What needs to be done:
Write out all of the lines below, exactly and completely.

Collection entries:

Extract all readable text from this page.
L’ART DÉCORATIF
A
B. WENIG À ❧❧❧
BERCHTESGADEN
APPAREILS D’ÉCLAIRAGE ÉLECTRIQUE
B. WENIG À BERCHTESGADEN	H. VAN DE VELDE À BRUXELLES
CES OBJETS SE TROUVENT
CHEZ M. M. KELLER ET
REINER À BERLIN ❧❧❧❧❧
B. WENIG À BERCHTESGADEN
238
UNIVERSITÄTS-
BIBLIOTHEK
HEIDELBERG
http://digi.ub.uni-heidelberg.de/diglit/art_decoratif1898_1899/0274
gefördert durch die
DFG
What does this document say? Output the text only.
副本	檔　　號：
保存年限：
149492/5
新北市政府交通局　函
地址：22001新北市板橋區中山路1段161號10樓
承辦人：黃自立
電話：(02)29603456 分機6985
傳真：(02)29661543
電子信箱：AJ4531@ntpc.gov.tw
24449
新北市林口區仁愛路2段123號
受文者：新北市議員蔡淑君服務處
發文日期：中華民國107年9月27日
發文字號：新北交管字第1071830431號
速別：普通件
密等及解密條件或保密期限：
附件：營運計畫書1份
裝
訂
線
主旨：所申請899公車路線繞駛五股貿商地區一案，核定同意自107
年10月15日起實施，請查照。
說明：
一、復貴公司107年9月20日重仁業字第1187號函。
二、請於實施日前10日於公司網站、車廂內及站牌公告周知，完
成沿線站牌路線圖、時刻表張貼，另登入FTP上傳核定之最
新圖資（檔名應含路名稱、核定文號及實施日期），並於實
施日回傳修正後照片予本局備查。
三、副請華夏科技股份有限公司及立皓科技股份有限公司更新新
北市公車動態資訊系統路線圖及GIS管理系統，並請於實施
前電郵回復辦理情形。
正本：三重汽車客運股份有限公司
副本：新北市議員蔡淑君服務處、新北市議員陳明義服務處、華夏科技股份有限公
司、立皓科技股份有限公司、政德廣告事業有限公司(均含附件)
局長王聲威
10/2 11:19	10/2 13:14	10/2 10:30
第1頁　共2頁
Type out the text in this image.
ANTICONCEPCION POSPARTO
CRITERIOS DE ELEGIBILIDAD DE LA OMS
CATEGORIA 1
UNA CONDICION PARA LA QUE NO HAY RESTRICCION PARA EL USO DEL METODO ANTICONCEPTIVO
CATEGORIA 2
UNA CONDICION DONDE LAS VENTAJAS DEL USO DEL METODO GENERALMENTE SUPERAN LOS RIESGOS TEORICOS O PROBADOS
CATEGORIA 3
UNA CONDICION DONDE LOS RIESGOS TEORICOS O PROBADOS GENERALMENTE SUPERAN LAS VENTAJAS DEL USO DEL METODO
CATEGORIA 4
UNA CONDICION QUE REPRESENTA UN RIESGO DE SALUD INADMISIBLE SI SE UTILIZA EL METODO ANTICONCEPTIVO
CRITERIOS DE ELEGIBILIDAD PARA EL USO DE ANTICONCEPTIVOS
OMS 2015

Task answer:
Extract all readable text from this page.
L’ART DÉCORATIF
A
B. WENIG À ❧❧❧
BERCHTESGADEN
APPAREILS D’ÉCLAIRAGE ÉLECTRIQUE
B. WENIG À BERCHTESGADEN	H. VAN DE VELDE À BRUXELLES
CES OBJETS SE TROUVENT
CHEZ M. M. KELLER ET
REINER À BERLIN ❧❧❧❧❧
B. WENIG À BERCHTESGADEN
238
UNIVERSITÄTS-
BIBLIOTHEK
HEIDELBERG
http://digi.ub.uni-heidelberg.de/diglit/art_decoratif1898_1899/0274
gefördert durch die
DFG
What does this document say? Output the text only.
副本	檔　　號：
保存年限：
149492/5
新北市政府交通局　函
地址：22001新北市板橋區中山路1段161號10樓
承辦人：黃自立
電話：(02)29603456 分機6985
傳真：(02)29661543
電子信箱：AJ4531@ntpc.gov.tw
24449
新北市林口區仁愛路2段123號
受文者：新北市議員蔡淑君服務處
發文日期：中華民國107年9月27日
發文字號：新北交管字第1071830431號
速別：普通件
密等及解密條件或保密期限：
附件：營運計畫書1份
裝
訂
線
主旨：所申請899公車路線繞駛五股貿商地區一案，核定同意自107
年10月15日起實施，請查照。
說明：
一、復貴公司107年9月20日重仁業字第1187號函。
二、請於實施日前10日於公司網站、車廂內及站牌公告周知，完
成沿線站牌路線圖、時刻表張貼，另登入FTP上傳核定之最
新圖資（檔名應含路名稱、核定文號及實施日期），並於實
施日回傳修正後照片予本局備查。
三、副請華夏科技股份有限公司及立皓科技股份有限公司更新新
北市公車動態資訊系統路線圖及GIS管理系統，並請於實施
前電郵回復辦理情形。
正本：三重汽車客運股份有限公司
副本：新北市議員蔡淑君服務處、新北市議員陳明義服務處、華夏科技股份有限公
司、立皓科技股份有限公司、政德廣告事業有限公司(均含附件)
局長王聲威
10/2 11:19	10/2 13:14	10/2 10:30
第1頁　共2頁
Type out the text in this image.
ANTICONCEPCION POSPARTO
CRITERIOS DE ELEGIBILIDAD DE LA OMS
CATEGORIA 1
UNA CONDICION PARA LA QUE NO HAY RESTRICCION PARA EL USO DEL METODO ANTICONCEPTIVO
CATEGORIA 2
UNA CONDICION DONDE LAS VENTAJAS DEL USO DEL METODO GENERALMENTE SUPERAN LOS RIESGOS TEORICOS O PROBADOS
CATEGORIA 3
UNA CONDICION DONDE LOS RIESGOS TEORICOS O PROBADOS GENERALMENTE SUPERAN LAS VENTAJAS DEL USO DEL METODO
CATEGORIA 4
UNA CONDICION QUE REPRESENTA UN RIESGO DE SALUD INADMISIBLE SI SE UTILIZA EL METODO ANTICONCEPTIVO
CRITERIOS DE ELEGIBILIDAD PARA EL USO DE ANTICONCEPTIVOS
OMS 2015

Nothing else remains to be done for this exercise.